### MATERIAL
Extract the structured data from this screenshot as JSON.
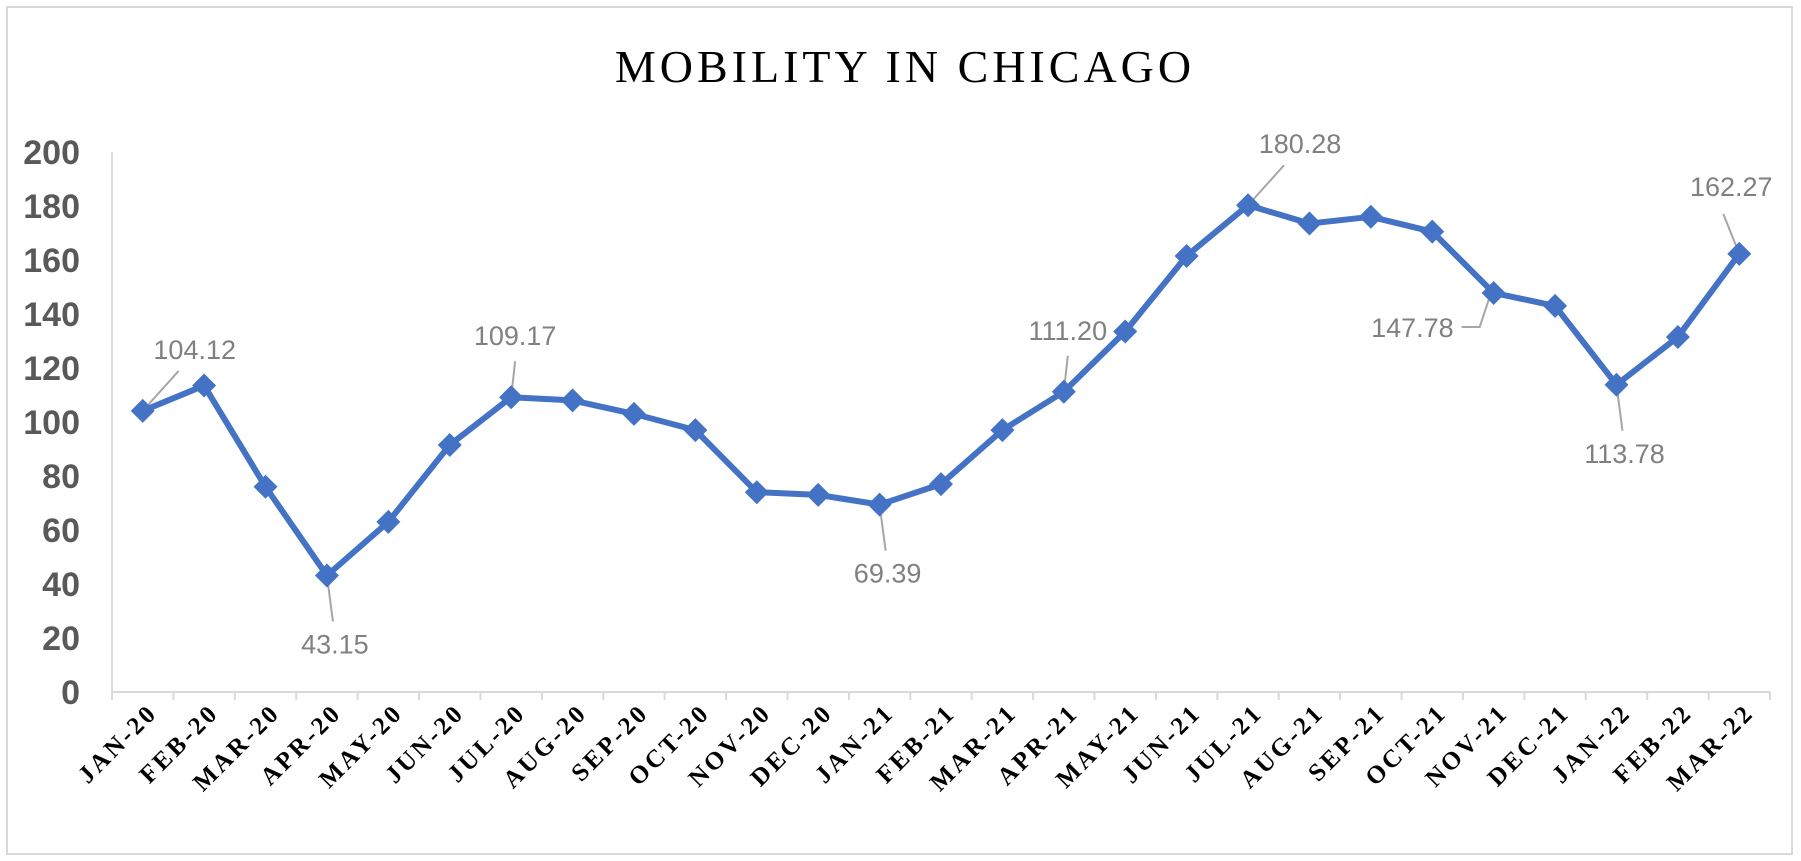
{
  "chart_data": {
    "type": "line",
    "title": "MOBILITY IN CHICAGO",
    "xlabel": "",
    "ylabel": "",
    "ylim": [
      0,
      200
    ],
    "yticks": [
      0,
      20,
      40,
      60,
      80,
      100,
      120,
      140,
      160,
      180,
      200
    ],
    "grid": false,
    "legend": "none",
    "categories": [
      "JAN-20",
      "FEB-20",
      "MAR-20",
      "APR-20",
      "MAY-20",
      "JUN-20",
      "JUL-20",
      "AUG-20",
      "SEP-20",
      "OCT-20",
      "NOV-20",
      "DEC-20",
      "JAN-21",
      "FEB-21",
      "MAR-21",
      "APR-21",
      "MAY-21",
      "JUN-21",
      "JUL-21",
      "AUG-21",
      "SEP-21",
      "OCT-21",
      "NOV-21",
      "DEC-21",
      "JAN-22",
      "FEB-22",
      "MAR-22"
    ],
    "series": [
      {
        "color": "#4472c4",
        "values": [
          104.12,
          113.5,
          76,
          43.15,
          63,
          91.5,
          109.17,
          108,
          103,
          97,
          74,
          73,
          69.39,
          77,
          97,
          111.2,
          133.5,
          161.5,
          180.28,
          173.5,
          176,
          170.5,
          147.78,
          143,
          113.78,
          131.5,
          162.27
        ]
      }
    ],
    "data_labels": [
      {
        "index": 0,
        "text": "104.12",
        "position": "above-right"
      },
      {
        "index": 3,
        "text": "43.15",
        "position": "below"
      },
      {
        "index": 6,
        "text": "109.17",
        "position": "above"
      },
      {
        "index": 12,
        "text": "69.39",
        "position": "below"
      },
      {
        "index": 15,
        "text": "111.20",
        "position": "above"
      },
      {
        "index": 18,
        "text": "180.28",
        "position": "above-right"
      },
      {
        "index": 22,
        "text": "147.78",
        "position": "below-left"
      },
      {
        "index": 24,
        "text": "113.78",
        "position": "below"
      },
      {
        "index": 26,
        "text": "162.27",
        "position": "above-left"
      }
    ]
  }
}
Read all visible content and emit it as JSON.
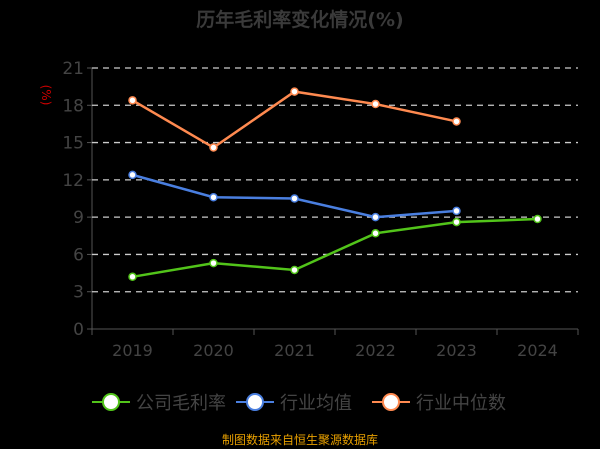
{
  "chart_data": {
    "type": "line",
    "title": "历年毛利率变化情况(%)",
    "ylabel": "(%)",
    "xlabel": "",
    "categories": [
      "2019",
      "2020",
      "2021",
      "2022",
      "2023",
      "2024"
    ],
    "ylim": [
      0,
      21
    ],
    "yticks": [
      0,
      3,
      6,
      9,
      12,
      15,
      18,
      21
    ],
    "grid": true,
    "legend_position": "bottom",
    "series": [
      {
        "name": "公司毛利率",
        "color": "#52c41a",
        "values": [
          4.2,
          5.3,
          4.75,
          7.7,
          8.6,
          8.85
        ]
      },
      {
        "name": "行业均值",
        "color": "#4a7fe0",
        "values": [
          12.4,
          10.6,
          10.5,
          9.0,
          9.5,
          null
        ]
      },
      {
        "name": "行业中位数",
        "color": "#ff8a50",
        "values": [
          18.4,
          14.6,
          19.1,
          18.1,
          16.7,
          null
        ]
      }
    ]
  },
  "footer": {
    "source": "制图数据来自恒生聚源数据库"
  },
  "colors": {
    "title": "#3a3a3a",
    "axis_text": "#444444",
    "ylabel": "#cc0000",
    "source": "#e8a000",
    "grid": "#cccccc"
  }
}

### REQUIREMENT
Each entry shown above must be quoted exactly, with its pictures left out.

### FULL RESPONSE
Extract the structured data from this screenshot as JSON.
{
  "chart_data": {
    "type": "line",
    "title": "MOBILITY IN CHICAGO",
    "xlabel": "",
    "ylabel": "",
    "ylim": [
      0,
      200
    ],
    "yticks": [
      0,
      20,
      40,
      60,
      80,
      100,
      120,
      140,
      160,
      180,
      200
    ],
    "grid": false,
    "legend": "none",
    "categories": [
      "JAN-20",
      "FEB-20",
      "MAR-20",
      "APR-20",
      "MAY-20",
      "JUN-20",
      "JUL-20",
      "AUG-20",
      "SEP-20",
      "OCT-20",
      "NOV-20",
      "DEC-20",
      "JAN-21",
      "FEB-21",
      "MAR-21",
      "APR-21",
      "MAY-21",
      "JUN-21",
      "JUL-21",
      "AUG-21",
      "SEP-21",
      "OCT-21",
      "NOV-21",
      "DEC-21",
      "JAN-22",
      "FEB-22",
      "MAR-22"
    ],
    "series": [
      {
        "color": "#4472c4",
        "values": [
          104.12,
          113.5,
          76,
          43.15,
          63,
          91.5,
          109.17,
          108,
          103,
          97,
          74,
          73,
          69.39,
          77,
          97,
          111.2,
          133.5,
          161.5,
          180.28,
          173.5,
          176,
          170.5,
          147.78,
          143,
          113.78,
          131.5,
          162.27
        ]
      }
    ],
    "data_labels": [
      {
        "index": 0,
        "text": "104.12",
        "position": "above-right"
      },
      {
        "index": 3,
        "text": "43.15",
        "position": "below"
      },
      {
        "index": 6,
        "text": "109.17",
        "position": "above"
      },
      {
        "index": 12,
        "text": "69.39",
        "position": "below"
      },
      {
        "index": 15,
        "text": "111.20",
        "position": "above"
      },
      {
        "index": 18,
        "text": "180.28",
        "position": "above-right"
      },
      {
        "index": 22,
        "text": "147.78",
        "position": "below-left"
      },
      {
        "index": 24,
        "text": "113.78",
        "position": "below"
      },
      {
        "index": 26,
        "text": "162.27",
        "position": "above-left"
      }
    ]
  }
}
Read all visible content and emit it as JSON.
{
  "chart_data": {
    "type": "line",
    "title": "历年毛利率变化情况(%)",
    "ylabel": "(%)",
    "xlabel": "",
    "categories": [
      "2019",
      "2020",
      "2021",
      "2022",
      "2023",
      "2024"
    ],
    "ylim": [
      0,
      21
    ],
    "yticks": [
      0,
      3,
      6,
      9,
      12,
      15,
      18,
      21
    ],
    "grid": true,
    "legend_position": "bottom",
    "series": [
      {
        "name": "公司毛利率",
        "color": "#52c41a",
        "values": [
          4.2,
          5.3,
          4.75,
          7.7,
          8.6,
          8.85
        ]
      },
      {
        "name": "行业均值",
        "color": "#4a7fe0",
        "values": [
          12.4,
          10.6,
          10.5,
          9.0,
          9.5,
          null
        ]
      },
      {
        "name": "行业中位数",
        "color": "#ff8a50",
        "values": [
          18.4,
          14.6,
          19.1,
          18.1,
          16.7,
          null
        ]
      }
    ]
  },
  "footer": {
    "source": "制图数据来自恒生聚源数据库"
  },
  "colors": {
    "title": "#3a3a3a",
    "axis_text": "#444444",
    "ylabel": "#cc0000",
    "source": "#e8a000",
    "grid": "#cccccc"
  }
}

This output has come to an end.